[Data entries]
--
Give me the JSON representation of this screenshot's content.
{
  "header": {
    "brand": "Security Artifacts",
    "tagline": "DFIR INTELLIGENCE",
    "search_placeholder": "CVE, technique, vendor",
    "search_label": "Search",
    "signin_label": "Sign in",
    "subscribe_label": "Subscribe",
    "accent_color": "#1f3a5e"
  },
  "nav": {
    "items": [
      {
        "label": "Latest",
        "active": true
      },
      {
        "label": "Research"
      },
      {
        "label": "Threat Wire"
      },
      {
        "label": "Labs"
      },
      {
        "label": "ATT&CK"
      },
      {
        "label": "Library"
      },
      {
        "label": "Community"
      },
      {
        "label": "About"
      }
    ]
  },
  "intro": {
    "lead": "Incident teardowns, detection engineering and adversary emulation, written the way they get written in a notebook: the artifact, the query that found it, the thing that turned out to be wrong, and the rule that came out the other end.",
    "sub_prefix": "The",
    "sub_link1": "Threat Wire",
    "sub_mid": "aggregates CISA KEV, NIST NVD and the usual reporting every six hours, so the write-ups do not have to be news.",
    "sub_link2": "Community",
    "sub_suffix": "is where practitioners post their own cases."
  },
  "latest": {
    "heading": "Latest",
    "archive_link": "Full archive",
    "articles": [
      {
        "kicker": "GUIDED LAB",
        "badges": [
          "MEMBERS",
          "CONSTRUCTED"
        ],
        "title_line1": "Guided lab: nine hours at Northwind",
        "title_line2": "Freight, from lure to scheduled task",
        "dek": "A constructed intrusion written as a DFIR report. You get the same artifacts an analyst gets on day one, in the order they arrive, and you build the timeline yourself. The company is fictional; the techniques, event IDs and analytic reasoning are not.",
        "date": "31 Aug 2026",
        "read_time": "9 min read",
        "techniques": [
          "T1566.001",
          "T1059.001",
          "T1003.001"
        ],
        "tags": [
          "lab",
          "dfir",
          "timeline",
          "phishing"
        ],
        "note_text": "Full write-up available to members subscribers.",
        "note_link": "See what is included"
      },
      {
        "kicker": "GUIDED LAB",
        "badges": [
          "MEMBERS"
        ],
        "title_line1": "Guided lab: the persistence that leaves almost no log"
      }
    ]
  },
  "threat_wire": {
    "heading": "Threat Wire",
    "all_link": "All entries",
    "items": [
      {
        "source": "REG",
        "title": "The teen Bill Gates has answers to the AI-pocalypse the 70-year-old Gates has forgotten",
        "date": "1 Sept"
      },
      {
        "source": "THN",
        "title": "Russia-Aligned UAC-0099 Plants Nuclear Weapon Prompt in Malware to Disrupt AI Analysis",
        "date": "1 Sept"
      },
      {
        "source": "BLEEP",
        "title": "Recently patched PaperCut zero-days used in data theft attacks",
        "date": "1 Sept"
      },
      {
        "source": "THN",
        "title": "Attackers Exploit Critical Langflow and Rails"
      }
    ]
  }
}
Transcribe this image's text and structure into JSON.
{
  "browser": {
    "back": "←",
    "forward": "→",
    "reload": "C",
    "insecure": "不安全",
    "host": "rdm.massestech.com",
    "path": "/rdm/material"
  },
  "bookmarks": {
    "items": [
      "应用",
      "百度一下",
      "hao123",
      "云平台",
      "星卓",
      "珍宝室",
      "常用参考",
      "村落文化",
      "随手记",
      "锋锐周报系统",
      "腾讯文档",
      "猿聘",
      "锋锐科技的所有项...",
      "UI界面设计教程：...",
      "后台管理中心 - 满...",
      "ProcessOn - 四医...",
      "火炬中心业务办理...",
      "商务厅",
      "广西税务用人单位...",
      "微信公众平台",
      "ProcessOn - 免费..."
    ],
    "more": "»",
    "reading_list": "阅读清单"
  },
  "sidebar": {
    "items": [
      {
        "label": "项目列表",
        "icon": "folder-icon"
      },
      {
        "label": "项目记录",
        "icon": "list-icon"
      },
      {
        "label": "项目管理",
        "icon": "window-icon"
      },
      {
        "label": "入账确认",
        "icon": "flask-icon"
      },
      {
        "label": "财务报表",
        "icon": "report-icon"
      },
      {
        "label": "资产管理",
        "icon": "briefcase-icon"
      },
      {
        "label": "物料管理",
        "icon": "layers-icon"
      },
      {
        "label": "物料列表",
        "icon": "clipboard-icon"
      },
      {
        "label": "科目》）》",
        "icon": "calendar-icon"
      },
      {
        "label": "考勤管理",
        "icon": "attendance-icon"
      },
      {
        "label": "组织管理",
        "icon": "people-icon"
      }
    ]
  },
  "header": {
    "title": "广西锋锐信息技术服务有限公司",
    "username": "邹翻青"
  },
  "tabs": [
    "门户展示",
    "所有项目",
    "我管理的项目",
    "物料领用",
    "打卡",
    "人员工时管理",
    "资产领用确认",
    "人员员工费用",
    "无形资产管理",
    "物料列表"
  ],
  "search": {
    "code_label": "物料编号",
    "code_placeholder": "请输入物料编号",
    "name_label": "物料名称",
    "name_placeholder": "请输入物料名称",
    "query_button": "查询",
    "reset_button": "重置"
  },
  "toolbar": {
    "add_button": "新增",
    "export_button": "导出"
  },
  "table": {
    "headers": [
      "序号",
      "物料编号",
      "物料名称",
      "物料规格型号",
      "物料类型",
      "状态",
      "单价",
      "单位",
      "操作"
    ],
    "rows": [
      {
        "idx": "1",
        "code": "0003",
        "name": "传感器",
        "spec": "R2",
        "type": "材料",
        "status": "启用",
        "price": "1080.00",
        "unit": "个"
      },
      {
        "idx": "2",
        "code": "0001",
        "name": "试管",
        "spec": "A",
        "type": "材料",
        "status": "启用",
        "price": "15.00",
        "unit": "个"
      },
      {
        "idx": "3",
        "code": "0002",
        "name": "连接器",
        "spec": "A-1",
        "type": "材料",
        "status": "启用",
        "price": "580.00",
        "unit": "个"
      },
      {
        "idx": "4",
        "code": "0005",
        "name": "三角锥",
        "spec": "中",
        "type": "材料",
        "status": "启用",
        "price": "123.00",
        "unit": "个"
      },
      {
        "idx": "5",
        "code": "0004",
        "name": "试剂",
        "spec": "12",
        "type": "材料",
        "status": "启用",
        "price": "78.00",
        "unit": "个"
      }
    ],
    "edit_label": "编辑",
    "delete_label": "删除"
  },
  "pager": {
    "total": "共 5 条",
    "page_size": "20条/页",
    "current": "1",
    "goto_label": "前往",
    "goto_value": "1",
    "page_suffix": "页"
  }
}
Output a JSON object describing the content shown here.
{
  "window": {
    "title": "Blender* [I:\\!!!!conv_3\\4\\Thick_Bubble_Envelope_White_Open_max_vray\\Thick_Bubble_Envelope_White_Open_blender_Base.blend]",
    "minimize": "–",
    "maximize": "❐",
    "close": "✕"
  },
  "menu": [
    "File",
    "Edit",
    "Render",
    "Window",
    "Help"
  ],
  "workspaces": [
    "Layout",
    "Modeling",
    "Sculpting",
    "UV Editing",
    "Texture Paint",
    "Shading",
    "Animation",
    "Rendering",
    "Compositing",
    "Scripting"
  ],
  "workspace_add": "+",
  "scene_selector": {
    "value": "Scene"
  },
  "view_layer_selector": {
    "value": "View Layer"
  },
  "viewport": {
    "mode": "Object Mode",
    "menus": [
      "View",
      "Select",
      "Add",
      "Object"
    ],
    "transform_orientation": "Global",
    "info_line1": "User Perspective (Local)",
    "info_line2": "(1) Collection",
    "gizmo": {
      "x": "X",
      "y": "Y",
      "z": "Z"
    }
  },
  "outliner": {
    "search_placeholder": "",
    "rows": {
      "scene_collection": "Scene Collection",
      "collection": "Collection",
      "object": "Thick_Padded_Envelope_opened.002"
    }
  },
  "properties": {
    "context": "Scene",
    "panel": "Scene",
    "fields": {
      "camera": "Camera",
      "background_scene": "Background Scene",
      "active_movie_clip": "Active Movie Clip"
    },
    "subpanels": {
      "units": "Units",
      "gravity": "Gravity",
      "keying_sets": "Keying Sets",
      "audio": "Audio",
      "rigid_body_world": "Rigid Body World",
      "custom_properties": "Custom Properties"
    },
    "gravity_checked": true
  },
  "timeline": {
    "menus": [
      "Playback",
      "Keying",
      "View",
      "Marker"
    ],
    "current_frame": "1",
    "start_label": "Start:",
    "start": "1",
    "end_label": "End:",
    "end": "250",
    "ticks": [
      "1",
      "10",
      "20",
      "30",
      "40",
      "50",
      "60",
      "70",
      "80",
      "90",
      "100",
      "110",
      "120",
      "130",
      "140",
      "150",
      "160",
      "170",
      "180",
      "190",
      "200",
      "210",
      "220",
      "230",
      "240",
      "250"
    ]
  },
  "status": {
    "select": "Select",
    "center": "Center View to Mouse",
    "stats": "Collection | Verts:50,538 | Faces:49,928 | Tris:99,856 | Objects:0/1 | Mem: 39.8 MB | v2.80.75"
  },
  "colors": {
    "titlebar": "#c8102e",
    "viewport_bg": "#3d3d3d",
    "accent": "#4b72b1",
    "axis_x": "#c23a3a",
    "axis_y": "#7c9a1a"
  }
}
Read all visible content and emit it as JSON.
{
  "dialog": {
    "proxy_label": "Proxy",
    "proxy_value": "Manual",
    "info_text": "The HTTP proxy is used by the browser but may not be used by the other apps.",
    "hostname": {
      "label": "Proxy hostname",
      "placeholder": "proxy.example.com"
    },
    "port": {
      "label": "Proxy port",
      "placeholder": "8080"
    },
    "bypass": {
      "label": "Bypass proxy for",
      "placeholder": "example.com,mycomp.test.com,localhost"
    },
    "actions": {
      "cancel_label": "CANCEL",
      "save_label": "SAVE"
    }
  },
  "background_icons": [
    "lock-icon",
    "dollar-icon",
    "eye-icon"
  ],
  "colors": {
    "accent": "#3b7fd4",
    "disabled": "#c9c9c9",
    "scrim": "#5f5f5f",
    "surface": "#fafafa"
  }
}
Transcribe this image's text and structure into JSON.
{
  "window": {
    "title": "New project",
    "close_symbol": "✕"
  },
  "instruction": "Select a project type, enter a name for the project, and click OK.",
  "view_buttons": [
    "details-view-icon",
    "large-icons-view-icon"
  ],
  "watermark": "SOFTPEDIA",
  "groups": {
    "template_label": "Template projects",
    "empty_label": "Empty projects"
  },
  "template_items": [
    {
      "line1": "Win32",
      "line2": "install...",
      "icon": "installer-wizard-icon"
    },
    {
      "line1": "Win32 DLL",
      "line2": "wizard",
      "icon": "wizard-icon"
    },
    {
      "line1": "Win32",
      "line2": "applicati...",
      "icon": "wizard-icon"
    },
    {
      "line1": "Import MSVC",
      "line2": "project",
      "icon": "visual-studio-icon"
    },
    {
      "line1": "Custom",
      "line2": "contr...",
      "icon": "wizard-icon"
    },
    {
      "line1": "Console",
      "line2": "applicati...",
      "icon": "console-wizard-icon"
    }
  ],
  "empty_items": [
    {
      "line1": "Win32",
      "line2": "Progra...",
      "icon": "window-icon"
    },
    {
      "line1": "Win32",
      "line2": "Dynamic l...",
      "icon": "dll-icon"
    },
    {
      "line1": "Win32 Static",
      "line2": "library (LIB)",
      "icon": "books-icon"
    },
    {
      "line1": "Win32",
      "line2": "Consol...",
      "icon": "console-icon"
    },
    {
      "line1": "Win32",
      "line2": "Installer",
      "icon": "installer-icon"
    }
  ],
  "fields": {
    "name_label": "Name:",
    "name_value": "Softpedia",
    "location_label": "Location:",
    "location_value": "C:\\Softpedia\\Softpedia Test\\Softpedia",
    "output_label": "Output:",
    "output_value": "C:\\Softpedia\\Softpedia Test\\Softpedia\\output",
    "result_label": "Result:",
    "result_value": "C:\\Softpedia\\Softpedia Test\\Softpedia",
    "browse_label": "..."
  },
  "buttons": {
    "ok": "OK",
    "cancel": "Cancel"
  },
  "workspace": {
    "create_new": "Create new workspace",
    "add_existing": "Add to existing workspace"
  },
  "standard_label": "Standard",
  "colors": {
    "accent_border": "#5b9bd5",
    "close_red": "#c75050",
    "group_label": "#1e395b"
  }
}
--
• _What you have to do_: Out of the preceding entries, pull every line containing the string "techniques".

• _Problem solution_:
        "dek": "A constructed intrusion written as a DFIR report. You get the same artifacts an analyst gets on day one, in the order they arrive, and you build the timeline yourself. The company is fictional; the techniques, event IDs and analytic reasoning are not.",
        "techniques": [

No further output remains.